Name: Anonymous 2010-03-01 18:11

If you have a question about the language, ask it and fellow 4channers might see it and answer it for you.


Japanese Ask Questions Thread2
http://dis.4chan.org/read/lang/1206158123/1-40

Name: Anonymous 2011-02-15 6:24

>>720
You have a gay lover now

Name: Anonymous 2011-02-15 9:26

>>720
Not a goddamn thing. As far as I can tell, its just gibberish.

Name: Anonymous 2011-02-15 11:48

ハンドバッグを忘れました。
買い物をすっかり忘れていた。

What's the difference? Throw your densest grammar at me, I'll plow through it, but this is really tripping me up.

Name: Anonymous 2011-02-15 12:24

>>723
「ハンドバッグを忘れました」というの文章は単に過去形を使っている。
英訳をしようとしたら、結果は「I forgot my/the handbag」になります。

逆に「買い物をすっかり忘れていた」というの文章の動詞の行動(忘れる)は過去進行形を使っている。
英語は「I had completely forgot to go shopping」。

Basically, 忘れる in the plain polite past tense form only denotes a single instance of forgetting a single event at a single point and time.

「家に教科書を忘れました」
I forgot my textbook at the house
「昨晩、お礼として上司に電話するのを忘れてしまったんだ」
I completely forgot to call my boss last night to thank him.

On the other hand, the use of ている with 忘れる in the past references a continual or resultant state of forgetting. In your example, 買い物を忘れていた can be understood as "I had been forgetting to go shopping" but sounds incredibly awkward in English. We normally just say "I forgot to go shopping, wax my vagina, walk the dog etc. etc." but the nuance in Japanese is that forgetting (along with knowing, marriage, and a few other verbs) are continual states, not instances.

·····

◆ Challenge A
Please convert the records, from their beginning through the line containing "panel-2-variable: Surf clearsky", into a JSON list of strings with one string per line and blank lines omitted.

◆ Data to process

·····

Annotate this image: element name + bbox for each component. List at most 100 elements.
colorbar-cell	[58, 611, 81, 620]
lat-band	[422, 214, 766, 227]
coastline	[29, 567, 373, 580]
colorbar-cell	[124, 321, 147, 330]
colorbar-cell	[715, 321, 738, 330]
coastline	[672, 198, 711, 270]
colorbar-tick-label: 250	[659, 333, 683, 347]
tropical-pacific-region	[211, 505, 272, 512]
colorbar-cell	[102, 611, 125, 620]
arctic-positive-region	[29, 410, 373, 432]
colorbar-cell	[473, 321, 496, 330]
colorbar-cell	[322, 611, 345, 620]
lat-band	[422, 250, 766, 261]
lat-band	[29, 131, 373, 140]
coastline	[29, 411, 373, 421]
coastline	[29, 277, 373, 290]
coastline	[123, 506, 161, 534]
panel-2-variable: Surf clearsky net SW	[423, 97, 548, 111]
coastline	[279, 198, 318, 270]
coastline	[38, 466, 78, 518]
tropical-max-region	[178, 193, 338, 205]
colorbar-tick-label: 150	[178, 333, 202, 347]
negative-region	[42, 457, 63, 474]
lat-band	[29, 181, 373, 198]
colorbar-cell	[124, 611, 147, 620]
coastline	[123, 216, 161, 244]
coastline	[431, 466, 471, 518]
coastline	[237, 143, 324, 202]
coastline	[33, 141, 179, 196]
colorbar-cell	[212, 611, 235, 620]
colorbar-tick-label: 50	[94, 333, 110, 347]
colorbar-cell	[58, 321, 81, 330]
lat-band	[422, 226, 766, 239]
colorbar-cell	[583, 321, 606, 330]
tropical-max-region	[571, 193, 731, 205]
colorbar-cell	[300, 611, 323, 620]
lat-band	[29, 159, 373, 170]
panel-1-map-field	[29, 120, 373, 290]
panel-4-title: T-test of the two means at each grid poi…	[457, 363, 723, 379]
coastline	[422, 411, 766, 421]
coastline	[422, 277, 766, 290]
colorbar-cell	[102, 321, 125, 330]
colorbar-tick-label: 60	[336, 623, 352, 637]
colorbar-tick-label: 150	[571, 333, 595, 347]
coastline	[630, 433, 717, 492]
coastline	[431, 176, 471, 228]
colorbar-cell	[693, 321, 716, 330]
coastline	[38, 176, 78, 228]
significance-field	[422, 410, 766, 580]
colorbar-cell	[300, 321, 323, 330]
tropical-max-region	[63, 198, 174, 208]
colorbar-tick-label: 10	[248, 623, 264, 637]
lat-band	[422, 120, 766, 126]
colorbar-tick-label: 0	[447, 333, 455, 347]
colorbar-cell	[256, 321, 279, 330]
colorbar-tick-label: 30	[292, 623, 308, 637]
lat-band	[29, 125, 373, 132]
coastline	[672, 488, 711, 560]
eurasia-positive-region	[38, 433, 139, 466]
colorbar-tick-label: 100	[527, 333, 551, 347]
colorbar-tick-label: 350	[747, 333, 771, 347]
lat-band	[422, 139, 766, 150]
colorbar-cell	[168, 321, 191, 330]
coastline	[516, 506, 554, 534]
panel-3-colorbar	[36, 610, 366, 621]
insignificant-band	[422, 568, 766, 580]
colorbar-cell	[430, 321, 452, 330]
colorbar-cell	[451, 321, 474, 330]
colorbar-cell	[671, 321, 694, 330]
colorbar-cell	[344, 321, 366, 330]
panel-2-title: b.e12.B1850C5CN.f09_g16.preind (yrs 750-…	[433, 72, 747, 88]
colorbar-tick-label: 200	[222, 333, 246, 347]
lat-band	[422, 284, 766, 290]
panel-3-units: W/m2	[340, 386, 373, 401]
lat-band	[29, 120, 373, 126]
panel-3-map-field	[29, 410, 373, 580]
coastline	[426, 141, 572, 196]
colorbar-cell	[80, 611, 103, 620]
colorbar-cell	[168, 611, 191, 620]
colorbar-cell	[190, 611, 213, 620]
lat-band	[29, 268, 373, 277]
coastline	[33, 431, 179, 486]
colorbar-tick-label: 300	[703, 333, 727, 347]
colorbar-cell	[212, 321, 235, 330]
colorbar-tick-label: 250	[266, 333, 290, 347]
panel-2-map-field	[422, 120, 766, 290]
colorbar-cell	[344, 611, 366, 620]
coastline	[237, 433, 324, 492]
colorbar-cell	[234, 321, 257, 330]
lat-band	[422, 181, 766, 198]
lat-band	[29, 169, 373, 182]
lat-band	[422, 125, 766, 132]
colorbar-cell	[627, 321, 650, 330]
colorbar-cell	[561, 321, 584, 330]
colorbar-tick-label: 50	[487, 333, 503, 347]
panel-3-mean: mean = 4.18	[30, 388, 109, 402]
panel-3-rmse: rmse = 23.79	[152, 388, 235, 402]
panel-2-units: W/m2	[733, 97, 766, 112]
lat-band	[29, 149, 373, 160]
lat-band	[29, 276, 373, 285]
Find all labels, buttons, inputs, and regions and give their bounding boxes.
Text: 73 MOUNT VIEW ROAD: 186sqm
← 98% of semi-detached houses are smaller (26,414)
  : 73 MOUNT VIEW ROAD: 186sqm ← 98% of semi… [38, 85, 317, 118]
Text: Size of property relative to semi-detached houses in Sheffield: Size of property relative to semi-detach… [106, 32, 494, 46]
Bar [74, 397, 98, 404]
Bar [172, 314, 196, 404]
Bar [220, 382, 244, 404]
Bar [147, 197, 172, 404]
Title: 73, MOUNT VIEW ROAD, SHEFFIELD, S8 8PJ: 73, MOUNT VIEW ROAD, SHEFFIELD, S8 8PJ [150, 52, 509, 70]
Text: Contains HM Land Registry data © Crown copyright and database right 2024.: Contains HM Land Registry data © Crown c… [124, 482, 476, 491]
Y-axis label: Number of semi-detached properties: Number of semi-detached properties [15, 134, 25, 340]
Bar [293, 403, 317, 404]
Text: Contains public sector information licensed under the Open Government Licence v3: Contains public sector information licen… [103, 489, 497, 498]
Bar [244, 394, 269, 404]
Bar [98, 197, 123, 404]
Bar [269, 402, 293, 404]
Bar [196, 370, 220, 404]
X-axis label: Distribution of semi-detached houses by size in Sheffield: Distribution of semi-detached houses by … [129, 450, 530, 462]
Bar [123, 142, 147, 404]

·····

◆ Challenge B
According to the thread, why does 買い物をすっかり忘れていた carry a different nuance from ハンドバッグを忘れました?

◆ Exercise result A
[
  "Annotate this image: element name + bbox for each component. List at most 100 elements.",
  "colorbar-cell\t[58, 611, 81, 620]",
  "lat-band\t[422, 214, 766, 227]",
  "coastline\t[29, 567, 373, 580]",
  "colorbar-cell\t[124, 321, 147, 330]",
  "colorbar-cell\t[715, 321, 738, 330]",
  "coastline\t[672, 198, 711, 270]",
  "colorbar-tick-label: 250\t[659, 333, 683, 347]",
  "tropical-pacific-region\t[211, 505, 272, 512]",
  "colorbar-cell\t[102, 611, 125, 620]",
  "arctic-positive-region\t[29, 410, 373, 432]",
  "colorbar-cell\t[473, 321, 496, 330]",
  "colorbar-cell\t[322, 611, 345, 620]",
  "lat-band\t[422, 250, 766, 261]",
  "lat-band\t[29, 131, 373, 140]",
  "coastline\t[29, 411, 373, 421]",
  "coastline\t[29, 277, 373, 290]",
  "coastline\t[123, 506, 161, 534]",
  "panel-2-variable: Surf clearsky net SW\t[423, 97, 548, 111]"
]

◆ Exercise result B
忘れました, in the plain polite past, denotes a single instance of forgetting at a single point in time. 忘れていた uses ている with 忘れる in the past, which refers to a continual or resultant state of forgetting. In Japanese, forgetting (like knowing, marriage and a few other verbs) is a continual state, not an instance.